__Dataset records__
^^^^^^^^
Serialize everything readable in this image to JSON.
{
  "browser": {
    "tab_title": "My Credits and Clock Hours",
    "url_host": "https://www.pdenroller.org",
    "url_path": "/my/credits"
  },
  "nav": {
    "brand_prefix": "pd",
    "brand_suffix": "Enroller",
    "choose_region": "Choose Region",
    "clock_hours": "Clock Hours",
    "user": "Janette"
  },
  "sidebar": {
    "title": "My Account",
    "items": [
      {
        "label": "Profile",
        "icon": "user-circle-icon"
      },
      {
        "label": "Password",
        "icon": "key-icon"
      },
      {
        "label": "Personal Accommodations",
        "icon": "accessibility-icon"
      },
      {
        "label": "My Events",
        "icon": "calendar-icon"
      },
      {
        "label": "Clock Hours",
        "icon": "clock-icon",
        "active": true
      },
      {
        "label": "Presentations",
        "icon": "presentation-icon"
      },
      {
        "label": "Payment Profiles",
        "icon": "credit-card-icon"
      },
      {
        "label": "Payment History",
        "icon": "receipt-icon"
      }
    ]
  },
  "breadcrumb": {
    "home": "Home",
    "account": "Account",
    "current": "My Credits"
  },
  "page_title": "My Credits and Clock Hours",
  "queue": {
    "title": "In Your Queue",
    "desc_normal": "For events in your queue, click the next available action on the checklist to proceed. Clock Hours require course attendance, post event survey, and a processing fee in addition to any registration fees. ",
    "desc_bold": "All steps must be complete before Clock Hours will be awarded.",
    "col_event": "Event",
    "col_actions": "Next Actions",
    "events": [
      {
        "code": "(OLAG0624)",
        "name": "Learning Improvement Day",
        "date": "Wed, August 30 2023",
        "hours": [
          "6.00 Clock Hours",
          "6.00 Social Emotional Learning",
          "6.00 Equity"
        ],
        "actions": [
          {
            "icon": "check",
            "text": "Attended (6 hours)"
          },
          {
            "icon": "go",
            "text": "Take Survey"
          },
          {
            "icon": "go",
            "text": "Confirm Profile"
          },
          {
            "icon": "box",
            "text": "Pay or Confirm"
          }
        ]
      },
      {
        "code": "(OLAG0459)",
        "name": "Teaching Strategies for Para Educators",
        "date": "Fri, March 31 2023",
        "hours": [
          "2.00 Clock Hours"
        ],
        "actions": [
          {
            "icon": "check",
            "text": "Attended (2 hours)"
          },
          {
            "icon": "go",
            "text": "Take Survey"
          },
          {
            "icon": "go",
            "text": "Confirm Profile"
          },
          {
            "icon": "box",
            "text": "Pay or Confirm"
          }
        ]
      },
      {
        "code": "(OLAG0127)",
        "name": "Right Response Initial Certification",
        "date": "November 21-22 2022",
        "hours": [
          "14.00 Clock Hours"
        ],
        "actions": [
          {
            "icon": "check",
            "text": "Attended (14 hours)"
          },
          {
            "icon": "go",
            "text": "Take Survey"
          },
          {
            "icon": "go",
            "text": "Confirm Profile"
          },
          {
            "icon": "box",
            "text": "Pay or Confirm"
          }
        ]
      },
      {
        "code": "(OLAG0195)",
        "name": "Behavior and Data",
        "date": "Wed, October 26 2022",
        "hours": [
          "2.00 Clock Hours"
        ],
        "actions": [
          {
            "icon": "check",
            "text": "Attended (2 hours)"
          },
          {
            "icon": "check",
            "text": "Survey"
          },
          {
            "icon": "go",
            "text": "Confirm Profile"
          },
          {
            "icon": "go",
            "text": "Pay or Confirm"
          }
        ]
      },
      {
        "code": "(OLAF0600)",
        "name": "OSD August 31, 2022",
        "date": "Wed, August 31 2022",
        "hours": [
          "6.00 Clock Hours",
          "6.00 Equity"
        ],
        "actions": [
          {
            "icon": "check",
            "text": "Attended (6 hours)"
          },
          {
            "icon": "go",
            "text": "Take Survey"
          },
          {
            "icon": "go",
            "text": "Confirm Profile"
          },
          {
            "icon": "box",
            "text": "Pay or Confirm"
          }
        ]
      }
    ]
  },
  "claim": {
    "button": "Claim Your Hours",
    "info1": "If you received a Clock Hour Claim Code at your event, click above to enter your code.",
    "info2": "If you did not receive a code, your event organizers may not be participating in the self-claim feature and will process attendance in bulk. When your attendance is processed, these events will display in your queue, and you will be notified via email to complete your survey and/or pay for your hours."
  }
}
^^^^^^^^
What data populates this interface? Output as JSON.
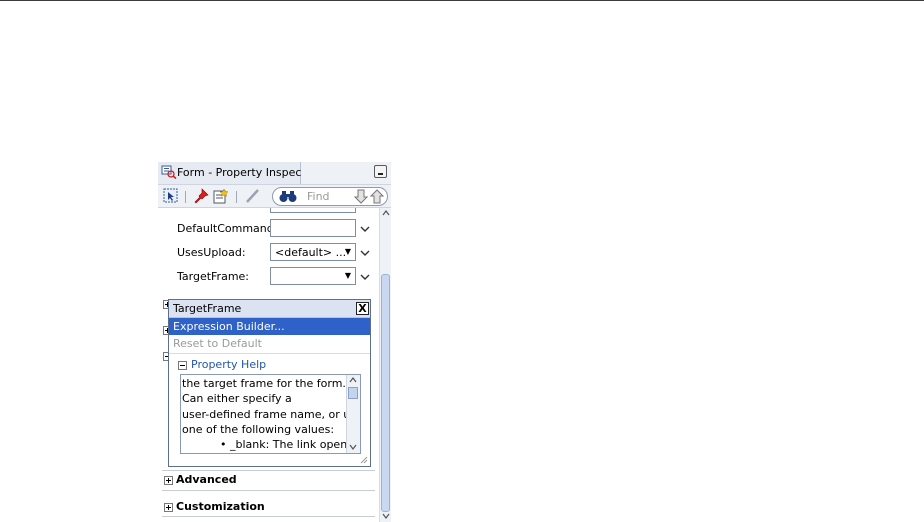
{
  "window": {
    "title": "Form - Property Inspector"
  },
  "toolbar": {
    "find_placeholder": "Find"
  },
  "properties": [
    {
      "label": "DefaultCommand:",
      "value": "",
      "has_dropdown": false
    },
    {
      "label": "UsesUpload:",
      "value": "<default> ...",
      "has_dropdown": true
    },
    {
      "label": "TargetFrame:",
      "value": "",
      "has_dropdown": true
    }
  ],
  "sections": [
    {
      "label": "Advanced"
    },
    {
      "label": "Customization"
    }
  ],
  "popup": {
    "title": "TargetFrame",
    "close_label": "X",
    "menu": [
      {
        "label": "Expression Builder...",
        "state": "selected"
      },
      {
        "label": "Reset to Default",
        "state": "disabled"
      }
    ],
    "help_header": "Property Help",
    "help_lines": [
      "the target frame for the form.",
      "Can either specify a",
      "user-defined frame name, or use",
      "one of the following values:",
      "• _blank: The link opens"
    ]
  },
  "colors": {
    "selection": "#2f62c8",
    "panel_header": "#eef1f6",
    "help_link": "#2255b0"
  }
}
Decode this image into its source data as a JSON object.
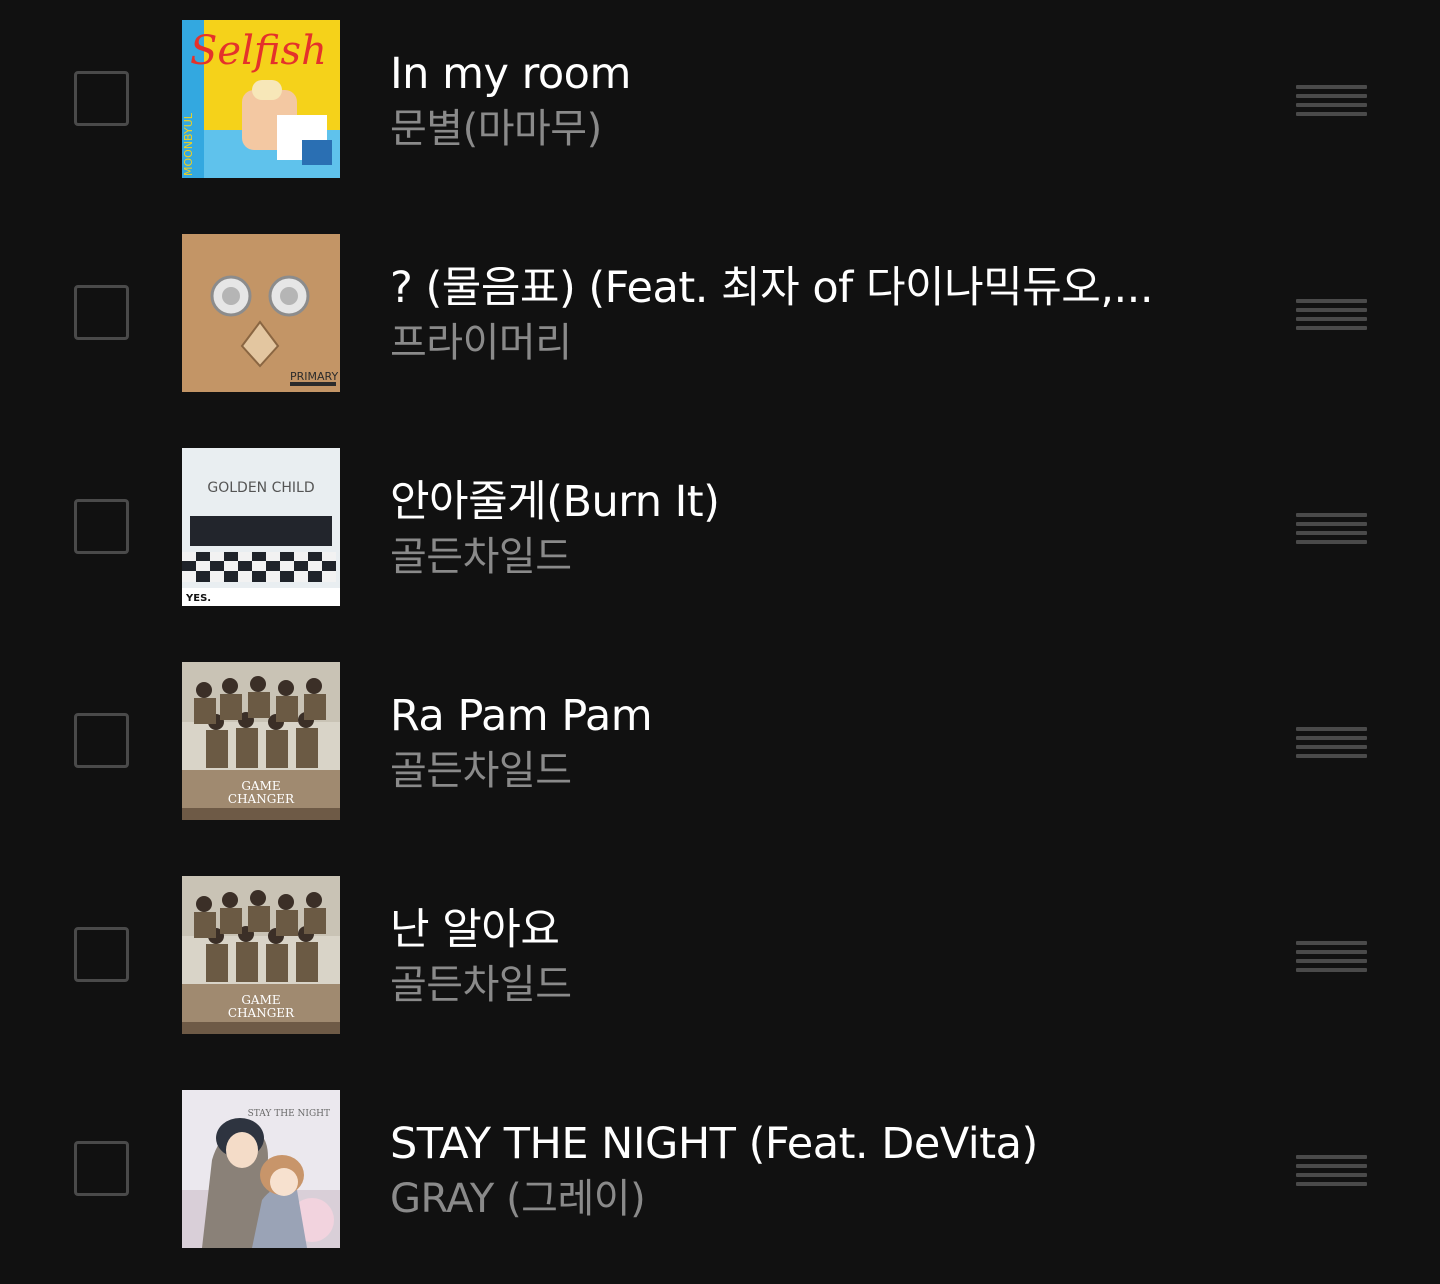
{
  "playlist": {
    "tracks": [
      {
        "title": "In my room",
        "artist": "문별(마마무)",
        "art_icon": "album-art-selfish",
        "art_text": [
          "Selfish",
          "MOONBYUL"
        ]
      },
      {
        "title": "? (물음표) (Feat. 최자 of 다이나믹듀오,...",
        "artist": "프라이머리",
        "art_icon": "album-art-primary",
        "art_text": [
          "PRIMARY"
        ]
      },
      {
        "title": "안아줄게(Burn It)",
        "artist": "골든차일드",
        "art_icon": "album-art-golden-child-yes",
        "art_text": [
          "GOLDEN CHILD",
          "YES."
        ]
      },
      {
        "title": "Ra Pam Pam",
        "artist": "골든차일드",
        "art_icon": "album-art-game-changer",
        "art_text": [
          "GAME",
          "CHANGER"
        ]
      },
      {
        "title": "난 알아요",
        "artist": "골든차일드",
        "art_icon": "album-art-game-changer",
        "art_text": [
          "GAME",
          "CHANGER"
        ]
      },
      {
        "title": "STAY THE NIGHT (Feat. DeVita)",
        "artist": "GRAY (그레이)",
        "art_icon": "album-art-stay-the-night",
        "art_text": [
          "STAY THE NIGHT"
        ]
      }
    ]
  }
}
^^^^^^^^
__Problem__
Look through the records and gather each line with the word "image".

__Exercise output__
Serialize everything readable in this image to JSON.
Decode this image into its source data as a JSON object.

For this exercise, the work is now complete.